Prevention of errors is a costly endeavor (although well worth the cost). The following are examples of systems to reduce errors:
- Electronic medical records
- Electronic prescribing (computer checks for mistakes)
- Checklists for surgeons
- A strong quality management program both inpatient and outpatient
- Standardized orders in the hospital
- Standardized protocols for outpatient treatment
- Mandatory involvement of health care providers in quality improvement
- Development of a culture of safety for health care providers
- Formalized hand-off when changing shifts or going off call
- Barcoded medication administration
- Robotic packaging of medications
- Hourly nurse rounding to prevent falls
- Include the patient in the effort to improve safety
The above list is seriously incomplete. Health care is complex and changing. The systems to prevent error need to be adapted to the circumstances and to our changing understanding of treatment.
COST SHIFTING DIAGRAM
Hosptials are licensed by the state and certified to provide Medicare and Medicaid services. They agree to provide care sufficient to stabilize a patient. If the hospital is a non-profit institution they must provide community service (indigent care) in an amount equivalent to what they might otherwise have to pay in taxes. For- profit hospitals will try to transfer indigent patients to community or state hospitals but room is limited so they often provide uncompensated care. County, State and Federal (VA and Indian service) hospitals are financed from taxes. Much indigent care is paid for by the government.
Uncompensated care in hospitals is funded in a circuitous (underground) manner. Uncompensated care just means the patient can not pay — the patient may end up going bankrupt. However, the hospitals have another way. There is a constant stream of money that comes from insured persons flowing to insurance companies and then to hospitals. To balance the books for uncompensated care hospitals raise the price of care to insurance companies that in turn raise the price to insured people. Hospitals often have to negotiate the pay increases with many insurance companies. The “system” comes into a balance as long as the numbers of uninsured patients are not too great.

━━━━━━━━━━━━━━━━

- [EXERCISE OBJECTIVE]
In the passage on preventing medical errors and funding hospital care, what must a non-profit hospital provide in an amount equal to what it might otherwise pay in taxes? The lines that follow aren't needed for this.

━━━━━━━━━━━━━━━━

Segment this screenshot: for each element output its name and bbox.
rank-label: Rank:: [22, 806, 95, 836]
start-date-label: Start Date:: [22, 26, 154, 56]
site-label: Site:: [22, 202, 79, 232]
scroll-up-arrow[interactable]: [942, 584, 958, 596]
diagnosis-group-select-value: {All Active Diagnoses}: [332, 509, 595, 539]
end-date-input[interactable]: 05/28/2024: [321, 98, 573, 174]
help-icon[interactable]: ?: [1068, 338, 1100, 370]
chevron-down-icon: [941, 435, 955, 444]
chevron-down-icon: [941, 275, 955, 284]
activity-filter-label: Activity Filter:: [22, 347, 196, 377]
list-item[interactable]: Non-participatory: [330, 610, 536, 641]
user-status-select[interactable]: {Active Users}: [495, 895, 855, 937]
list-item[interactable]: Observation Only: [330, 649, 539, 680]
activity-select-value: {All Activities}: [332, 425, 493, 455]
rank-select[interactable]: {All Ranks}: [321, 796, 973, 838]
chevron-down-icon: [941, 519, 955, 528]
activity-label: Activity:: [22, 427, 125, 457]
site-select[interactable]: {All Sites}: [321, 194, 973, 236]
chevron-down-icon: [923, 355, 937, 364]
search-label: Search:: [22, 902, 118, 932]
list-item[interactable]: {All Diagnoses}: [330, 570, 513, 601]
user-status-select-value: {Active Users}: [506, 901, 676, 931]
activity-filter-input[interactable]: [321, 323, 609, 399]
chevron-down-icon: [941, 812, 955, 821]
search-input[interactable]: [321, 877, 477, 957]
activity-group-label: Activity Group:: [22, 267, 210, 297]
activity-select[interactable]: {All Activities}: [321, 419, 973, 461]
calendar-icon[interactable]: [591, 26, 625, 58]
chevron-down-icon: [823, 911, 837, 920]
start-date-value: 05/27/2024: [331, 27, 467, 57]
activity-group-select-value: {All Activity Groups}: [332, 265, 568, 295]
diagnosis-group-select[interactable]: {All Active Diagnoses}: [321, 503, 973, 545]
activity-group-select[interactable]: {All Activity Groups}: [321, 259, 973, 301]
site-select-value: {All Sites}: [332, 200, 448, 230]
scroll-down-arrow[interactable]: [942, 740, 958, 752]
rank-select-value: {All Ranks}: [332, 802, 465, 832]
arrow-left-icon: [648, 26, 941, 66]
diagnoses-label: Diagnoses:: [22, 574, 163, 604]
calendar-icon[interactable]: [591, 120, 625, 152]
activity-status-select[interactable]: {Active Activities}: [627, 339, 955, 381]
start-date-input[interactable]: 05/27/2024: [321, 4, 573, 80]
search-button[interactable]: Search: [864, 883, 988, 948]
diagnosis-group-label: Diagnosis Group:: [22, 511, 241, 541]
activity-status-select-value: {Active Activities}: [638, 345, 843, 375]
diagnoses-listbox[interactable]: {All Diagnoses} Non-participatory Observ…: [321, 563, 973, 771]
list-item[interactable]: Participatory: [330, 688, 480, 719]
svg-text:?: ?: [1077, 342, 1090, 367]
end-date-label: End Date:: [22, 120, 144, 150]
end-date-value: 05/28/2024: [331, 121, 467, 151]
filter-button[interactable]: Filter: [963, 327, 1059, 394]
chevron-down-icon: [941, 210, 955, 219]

━━━━━━━━━━━━━━━━

- [OUTPUT]
Community service (indigent care).